* [PROBLEM]
Print exactly the lines from the one containing "Convert this document image to plain text." through the last line of the listing, both included.

━━━━━━━━━━━━━━━━

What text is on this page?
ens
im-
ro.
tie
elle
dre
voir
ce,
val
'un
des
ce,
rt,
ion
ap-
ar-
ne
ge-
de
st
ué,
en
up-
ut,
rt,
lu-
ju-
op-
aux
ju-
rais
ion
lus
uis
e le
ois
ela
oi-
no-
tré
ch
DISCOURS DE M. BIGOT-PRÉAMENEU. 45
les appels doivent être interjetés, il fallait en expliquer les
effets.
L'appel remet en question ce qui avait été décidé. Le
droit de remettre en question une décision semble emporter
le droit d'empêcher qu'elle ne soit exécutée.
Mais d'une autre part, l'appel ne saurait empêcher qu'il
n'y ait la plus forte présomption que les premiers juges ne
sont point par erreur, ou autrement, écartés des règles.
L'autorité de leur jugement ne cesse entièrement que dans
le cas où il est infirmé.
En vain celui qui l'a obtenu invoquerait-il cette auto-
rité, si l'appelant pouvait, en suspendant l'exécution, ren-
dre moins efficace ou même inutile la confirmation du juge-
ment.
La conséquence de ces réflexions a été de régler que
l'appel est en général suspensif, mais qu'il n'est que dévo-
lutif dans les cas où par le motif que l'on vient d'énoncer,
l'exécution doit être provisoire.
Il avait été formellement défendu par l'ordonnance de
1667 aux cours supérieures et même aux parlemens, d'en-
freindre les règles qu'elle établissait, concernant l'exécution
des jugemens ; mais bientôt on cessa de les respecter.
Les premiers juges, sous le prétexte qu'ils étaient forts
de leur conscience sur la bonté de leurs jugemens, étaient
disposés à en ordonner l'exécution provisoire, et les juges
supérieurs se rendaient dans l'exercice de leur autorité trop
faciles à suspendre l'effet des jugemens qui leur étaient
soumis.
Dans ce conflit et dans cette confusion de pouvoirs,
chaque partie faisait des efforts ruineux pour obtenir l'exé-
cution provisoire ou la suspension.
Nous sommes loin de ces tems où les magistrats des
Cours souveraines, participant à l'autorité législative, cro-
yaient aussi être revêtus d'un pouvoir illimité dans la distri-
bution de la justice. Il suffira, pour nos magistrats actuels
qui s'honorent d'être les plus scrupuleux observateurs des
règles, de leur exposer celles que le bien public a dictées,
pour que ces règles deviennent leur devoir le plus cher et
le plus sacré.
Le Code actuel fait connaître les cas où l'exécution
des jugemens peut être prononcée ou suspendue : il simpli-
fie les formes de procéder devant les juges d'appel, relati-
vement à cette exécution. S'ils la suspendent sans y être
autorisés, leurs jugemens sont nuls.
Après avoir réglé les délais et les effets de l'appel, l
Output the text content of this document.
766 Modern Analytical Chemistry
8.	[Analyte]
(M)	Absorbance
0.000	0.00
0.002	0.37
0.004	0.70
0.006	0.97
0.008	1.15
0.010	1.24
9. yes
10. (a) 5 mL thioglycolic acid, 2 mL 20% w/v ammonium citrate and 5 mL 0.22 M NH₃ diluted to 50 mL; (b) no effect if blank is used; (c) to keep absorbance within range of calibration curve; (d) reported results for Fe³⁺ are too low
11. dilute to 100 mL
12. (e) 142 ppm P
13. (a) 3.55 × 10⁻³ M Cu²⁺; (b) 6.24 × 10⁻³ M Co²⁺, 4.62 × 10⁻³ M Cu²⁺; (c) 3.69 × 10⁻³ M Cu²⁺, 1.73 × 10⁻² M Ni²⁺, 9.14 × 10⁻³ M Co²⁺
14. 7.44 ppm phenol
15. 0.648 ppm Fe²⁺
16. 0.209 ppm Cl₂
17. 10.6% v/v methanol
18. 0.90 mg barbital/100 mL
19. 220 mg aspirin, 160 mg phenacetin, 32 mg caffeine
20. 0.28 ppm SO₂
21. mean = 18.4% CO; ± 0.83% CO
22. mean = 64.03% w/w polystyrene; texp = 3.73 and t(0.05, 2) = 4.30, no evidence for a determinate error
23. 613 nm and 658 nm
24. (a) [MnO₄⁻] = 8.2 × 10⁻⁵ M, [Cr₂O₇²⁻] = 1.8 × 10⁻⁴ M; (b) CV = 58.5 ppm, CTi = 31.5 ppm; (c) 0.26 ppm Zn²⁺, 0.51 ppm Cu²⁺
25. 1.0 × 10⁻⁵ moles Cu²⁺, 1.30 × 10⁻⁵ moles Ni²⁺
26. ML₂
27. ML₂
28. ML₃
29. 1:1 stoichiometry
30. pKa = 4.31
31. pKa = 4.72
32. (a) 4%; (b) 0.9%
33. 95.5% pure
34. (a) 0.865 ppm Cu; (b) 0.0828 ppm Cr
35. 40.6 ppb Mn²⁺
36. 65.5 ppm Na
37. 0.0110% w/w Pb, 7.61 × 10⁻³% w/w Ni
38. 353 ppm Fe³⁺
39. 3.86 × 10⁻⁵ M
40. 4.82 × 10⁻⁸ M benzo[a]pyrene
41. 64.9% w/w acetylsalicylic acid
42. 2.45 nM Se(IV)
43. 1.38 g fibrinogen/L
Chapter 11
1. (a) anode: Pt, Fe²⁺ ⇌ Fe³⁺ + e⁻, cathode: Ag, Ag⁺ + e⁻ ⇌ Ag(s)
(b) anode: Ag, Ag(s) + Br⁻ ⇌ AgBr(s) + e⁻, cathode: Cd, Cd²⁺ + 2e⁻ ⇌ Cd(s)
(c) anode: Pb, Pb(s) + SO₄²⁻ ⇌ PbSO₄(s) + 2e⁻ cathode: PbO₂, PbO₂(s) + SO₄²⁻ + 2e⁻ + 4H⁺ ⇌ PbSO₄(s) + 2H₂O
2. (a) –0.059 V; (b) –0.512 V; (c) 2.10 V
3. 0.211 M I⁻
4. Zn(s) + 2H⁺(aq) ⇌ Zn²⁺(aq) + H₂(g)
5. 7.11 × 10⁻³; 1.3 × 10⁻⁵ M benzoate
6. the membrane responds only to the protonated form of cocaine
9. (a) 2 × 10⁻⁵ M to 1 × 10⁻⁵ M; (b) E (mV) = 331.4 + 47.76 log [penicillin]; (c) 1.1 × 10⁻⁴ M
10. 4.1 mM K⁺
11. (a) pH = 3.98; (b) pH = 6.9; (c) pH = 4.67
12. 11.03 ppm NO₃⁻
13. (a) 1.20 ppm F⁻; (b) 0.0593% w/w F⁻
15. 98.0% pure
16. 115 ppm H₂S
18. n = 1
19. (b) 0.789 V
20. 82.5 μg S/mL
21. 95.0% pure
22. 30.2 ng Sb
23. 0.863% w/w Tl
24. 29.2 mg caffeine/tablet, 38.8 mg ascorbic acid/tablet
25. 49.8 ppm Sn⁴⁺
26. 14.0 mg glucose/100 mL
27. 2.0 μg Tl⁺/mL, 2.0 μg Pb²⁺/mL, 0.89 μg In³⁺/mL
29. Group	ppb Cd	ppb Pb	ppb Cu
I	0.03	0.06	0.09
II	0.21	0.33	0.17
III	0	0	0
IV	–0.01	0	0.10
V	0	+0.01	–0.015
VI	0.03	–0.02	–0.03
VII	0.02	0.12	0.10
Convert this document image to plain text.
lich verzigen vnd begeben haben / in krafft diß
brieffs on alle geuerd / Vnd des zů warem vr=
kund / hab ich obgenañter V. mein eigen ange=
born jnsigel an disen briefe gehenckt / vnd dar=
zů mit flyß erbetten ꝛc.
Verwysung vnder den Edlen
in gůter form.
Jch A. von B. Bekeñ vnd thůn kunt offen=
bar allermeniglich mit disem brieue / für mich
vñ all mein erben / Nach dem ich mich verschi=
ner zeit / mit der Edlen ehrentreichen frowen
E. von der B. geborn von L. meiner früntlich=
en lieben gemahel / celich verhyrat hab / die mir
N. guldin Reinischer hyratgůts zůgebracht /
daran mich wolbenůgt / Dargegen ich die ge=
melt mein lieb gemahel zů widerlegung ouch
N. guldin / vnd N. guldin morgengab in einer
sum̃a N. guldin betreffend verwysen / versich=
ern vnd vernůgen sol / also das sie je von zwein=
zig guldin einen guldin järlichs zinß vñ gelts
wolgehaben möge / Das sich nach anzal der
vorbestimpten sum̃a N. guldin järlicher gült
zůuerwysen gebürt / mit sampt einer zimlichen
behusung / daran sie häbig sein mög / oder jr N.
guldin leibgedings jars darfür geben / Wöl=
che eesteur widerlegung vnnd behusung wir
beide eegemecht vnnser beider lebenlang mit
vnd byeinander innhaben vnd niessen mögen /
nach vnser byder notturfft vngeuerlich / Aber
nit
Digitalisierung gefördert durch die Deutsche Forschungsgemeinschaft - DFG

━━━━━━━━━━━━━━━━

* [SOLUTION]
Convert this document image to plain text.
lich verzigen vnd begeben haben / in krafft diß
brieffs on alle geuerd / Vnd des zů warem vr=
kund / hab ich obgenañter V. mein eigen ange=
born jnsigel an disen briefe gehenckt / vnd dar=
zů mit flyß erbetten ꝛc.
Verwysung vnder den Edlen
in gůter form.
Jch A. von B. Bekeñ vnd thůn kunt offen=
bar allermeniglich mit disem brieue / für mich
vñ all mein erben / Nach dem ich mich verschi=
ner zeit / mit der Edlen ehrentreichen frowen
E. von der B. geborn von L. meiner früntlich=
en lieben gemahel / celich verhyrat hab / die mir
N. guldin Reinischer hyratgůts zůgebracht /
daran mich wolbenůgt / Dargegen ich die ge=
melt mein lieb gemahel zů widerlegung ouch
N. guldin / vnd N. guldin morgengab in einer
sum̃a N. guldin betreffend verwysen / versich=
ern vnd vernůgen sol / also das sie je von zwein=
zig guldin einen guldin järlichs zinß vñ gelts
wolgehaben möge / Das sich nach anzal der
vorbestimpten sum̃a N. guldin järlicher gült
zůuerwysen gebürt / mit sampt einer zimlichen
behusung / daran sie häbig sein mög / oder jr N.
guldin leibgedings jars darfür geben / Wöl=
che eesteur widerlegung vnnd behusung wir
beide eegemecht vnnser beider lebenlang mit
vnd byeinander innhaben vnd niessen mögen /
nach vnser byder notturfft vngeuerlich / Aber
nit
Digitalisierung gefördert durch die Deutsche Forschungsgemeinschaft - DFG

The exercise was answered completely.